STATED GOAL: Keep only the lines that hold the string "dort", filtering out the rest of the entries below.
─── STORED ROWS ───
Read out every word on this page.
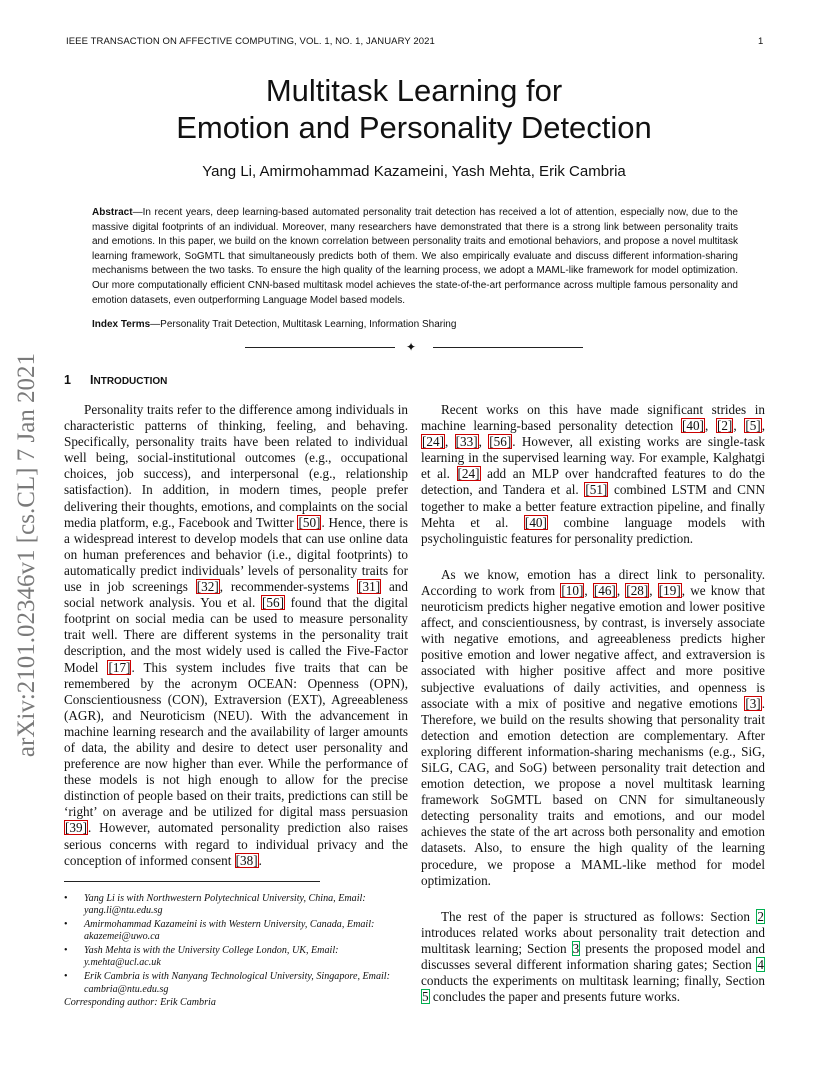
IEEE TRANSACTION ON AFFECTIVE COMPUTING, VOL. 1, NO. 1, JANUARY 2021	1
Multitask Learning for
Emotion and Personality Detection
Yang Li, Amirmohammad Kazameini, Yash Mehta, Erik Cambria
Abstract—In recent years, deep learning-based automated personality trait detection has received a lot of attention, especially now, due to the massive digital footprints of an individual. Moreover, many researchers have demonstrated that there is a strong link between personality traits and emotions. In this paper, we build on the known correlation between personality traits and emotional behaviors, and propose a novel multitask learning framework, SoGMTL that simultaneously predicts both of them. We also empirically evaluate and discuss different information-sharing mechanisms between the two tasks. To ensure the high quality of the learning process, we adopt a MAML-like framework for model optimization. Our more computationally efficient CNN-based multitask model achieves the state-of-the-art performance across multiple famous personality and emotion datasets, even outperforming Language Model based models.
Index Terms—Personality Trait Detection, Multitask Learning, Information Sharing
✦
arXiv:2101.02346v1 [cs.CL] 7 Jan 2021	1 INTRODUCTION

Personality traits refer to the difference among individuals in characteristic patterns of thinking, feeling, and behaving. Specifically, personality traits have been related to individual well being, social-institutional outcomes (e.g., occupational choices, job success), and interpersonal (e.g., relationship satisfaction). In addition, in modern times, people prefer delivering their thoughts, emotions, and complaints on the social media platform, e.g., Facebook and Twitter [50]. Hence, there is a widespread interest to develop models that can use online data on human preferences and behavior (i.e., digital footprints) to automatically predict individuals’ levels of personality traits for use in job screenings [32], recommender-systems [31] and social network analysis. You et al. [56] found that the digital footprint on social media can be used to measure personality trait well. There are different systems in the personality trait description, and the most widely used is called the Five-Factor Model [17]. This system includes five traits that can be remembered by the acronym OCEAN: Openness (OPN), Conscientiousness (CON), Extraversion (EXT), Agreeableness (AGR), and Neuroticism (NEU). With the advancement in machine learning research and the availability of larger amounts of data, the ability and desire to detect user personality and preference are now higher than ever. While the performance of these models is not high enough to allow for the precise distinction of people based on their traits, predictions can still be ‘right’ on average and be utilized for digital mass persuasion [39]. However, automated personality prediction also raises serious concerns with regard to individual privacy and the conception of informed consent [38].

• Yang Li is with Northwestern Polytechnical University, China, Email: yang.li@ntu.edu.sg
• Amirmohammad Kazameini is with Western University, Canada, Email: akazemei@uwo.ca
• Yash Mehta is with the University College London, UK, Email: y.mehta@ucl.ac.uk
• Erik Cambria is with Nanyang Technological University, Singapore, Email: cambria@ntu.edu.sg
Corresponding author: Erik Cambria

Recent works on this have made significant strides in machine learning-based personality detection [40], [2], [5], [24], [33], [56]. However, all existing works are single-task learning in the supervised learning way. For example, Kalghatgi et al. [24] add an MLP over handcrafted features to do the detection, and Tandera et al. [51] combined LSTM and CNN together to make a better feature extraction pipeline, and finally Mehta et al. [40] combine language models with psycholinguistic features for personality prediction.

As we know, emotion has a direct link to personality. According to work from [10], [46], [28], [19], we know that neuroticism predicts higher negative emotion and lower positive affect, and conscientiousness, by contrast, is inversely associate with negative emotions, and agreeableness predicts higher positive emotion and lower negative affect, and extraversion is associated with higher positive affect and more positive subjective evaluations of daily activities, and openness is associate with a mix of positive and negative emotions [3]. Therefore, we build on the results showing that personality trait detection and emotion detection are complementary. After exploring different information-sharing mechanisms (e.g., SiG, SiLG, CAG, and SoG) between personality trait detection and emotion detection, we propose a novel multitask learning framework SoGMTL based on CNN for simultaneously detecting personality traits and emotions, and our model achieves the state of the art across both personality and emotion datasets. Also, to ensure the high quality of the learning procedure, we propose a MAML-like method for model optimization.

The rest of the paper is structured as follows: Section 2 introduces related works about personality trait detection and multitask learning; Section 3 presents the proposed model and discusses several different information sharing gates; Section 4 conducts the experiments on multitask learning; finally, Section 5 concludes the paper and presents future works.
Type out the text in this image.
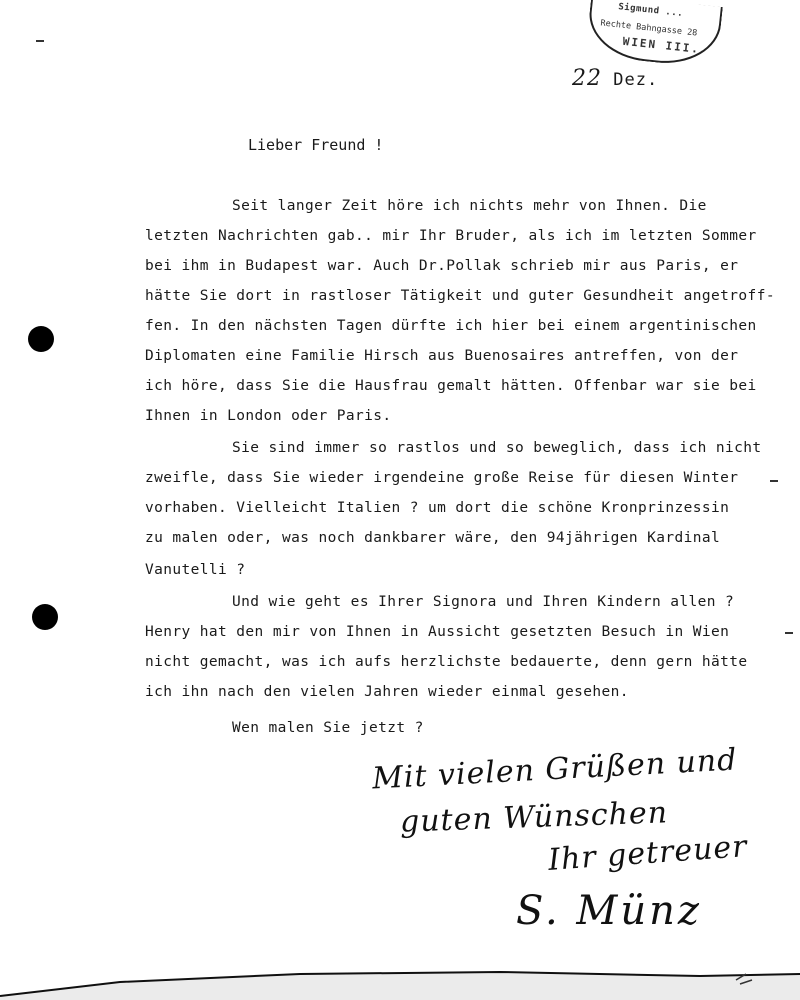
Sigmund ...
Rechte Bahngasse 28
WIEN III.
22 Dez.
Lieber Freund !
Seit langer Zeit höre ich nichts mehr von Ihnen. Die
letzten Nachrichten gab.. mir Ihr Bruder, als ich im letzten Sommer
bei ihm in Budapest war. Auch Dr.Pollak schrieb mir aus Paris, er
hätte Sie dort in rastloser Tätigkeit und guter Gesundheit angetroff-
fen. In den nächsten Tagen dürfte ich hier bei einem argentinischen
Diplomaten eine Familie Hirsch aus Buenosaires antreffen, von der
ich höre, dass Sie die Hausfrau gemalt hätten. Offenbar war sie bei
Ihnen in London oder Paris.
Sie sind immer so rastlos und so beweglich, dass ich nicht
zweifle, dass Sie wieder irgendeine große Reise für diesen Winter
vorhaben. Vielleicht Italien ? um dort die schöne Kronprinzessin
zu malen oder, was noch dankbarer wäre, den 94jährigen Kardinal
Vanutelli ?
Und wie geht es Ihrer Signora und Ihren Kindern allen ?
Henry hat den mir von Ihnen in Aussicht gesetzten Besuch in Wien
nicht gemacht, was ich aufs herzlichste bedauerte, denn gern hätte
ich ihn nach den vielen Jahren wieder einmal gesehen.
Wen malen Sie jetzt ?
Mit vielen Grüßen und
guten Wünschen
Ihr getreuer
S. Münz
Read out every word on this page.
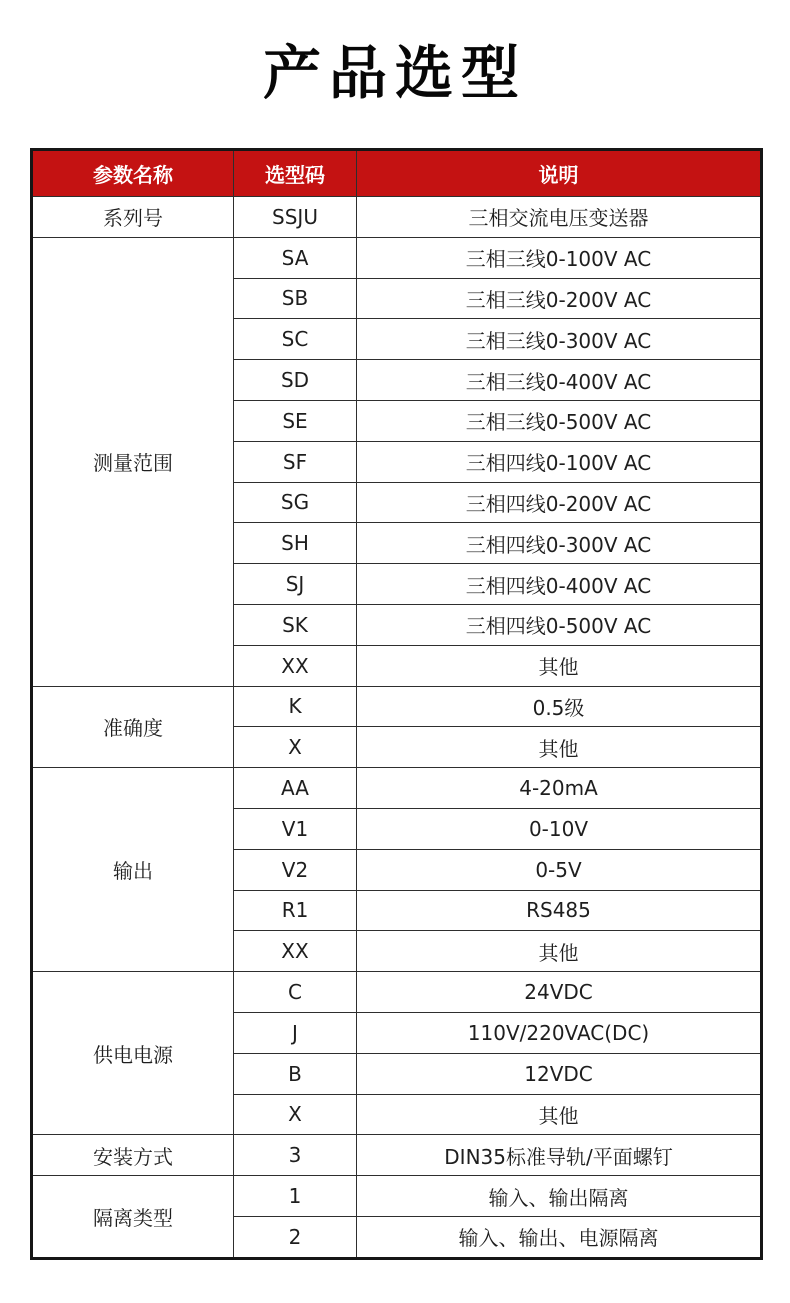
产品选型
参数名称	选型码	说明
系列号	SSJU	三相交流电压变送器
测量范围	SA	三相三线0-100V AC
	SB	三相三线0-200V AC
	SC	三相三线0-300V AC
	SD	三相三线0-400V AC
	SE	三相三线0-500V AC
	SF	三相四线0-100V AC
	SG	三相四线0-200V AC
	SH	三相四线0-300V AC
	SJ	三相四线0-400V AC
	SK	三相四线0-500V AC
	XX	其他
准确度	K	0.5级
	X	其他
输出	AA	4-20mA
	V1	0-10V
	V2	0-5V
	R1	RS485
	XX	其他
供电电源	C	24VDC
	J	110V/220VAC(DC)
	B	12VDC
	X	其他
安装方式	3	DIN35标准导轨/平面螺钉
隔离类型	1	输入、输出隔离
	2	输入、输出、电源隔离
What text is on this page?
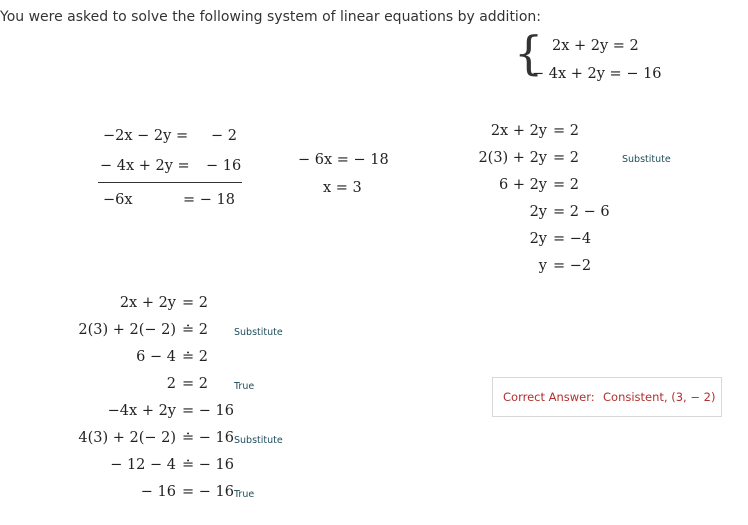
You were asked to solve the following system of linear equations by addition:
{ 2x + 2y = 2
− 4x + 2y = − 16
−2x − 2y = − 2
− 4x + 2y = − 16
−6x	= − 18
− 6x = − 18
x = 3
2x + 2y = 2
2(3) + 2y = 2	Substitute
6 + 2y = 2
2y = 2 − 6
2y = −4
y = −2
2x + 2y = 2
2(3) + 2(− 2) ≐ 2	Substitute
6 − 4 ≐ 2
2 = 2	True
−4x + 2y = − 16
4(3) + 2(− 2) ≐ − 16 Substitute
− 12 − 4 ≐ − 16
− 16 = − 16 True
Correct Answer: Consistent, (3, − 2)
───
CORRECT RESPONSE:
hätte Sie dort in rastloser Tätigkeit und guter Gesundheit angetroff-
vorhaben. Vielleicht Italien ? um dort die schöne Kronprinzessin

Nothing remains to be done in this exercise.